(Material to process begins)
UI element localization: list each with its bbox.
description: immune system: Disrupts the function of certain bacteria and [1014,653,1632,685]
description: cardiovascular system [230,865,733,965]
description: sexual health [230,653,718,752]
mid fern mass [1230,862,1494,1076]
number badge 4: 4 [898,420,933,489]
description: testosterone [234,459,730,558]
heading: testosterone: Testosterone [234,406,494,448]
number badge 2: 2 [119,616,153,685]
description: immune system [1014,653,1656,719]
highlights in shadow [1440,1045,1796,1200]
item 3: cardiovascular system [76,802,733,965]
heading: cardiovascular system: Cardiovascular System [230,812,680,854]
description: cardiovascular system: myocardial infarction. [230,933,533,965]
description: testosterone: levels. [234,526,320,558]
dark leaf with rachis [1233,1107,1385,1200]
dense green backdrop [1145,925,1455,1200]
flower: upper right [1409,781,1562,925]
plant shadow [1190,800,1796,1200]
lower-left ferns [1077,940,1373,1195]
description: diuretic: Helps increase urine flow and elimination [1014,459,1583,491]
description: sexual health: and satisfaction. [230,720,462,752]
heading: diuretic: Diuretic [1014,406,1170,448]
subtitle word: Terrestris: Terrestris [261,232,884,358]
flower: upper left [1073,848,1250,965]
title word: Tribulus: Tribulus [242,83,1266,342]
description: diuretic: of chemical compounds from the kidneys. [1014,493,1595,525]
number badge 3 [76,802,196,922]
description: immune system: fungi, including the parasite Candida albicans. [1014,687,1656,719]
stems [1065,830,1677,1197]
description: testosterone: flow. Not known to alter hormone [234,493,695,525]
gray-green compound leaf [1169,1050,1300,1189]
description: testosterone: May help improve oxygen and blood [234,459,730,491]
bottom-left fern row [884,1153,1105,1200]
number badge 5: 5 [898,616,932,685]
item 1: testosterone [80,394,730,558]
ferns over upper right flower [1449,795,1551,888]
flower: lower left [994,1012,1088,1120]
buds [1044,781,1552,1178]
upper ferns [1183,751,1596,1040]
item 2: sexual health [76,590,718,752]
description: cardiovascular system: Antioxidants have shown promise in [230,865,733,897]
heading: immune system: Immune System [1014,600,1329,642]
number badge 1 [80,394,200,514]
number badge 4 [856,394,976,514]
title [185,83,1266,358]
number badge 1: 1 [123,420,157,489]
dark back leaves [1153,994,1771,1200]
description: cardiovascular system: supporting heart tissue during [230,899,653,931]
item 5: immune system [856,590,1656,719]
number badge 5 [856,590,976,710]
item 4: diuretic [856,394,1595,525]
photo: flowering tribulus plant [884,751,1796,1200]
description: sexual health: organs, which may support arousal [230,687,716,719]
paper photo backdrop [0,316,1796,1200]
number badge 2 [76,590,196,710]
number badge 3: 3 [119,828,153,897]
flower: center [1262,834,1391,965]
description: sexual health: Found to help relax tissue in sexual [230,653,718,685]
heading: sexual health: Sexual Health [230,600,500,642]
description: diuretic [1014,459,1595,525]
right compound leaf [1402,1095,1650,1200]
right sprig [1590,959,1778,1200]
(Material to process ends)
◆ What is needed
From the records, copy out each line that includes the string "left".

◆ Exercise result
lower-left ferns [1077,940,1373,1195]
flower: upper left [1073,848,1250,965]
bottom-left fern row [884,1153,1105,1200]
flower: lower left [994,1012,1088,1120]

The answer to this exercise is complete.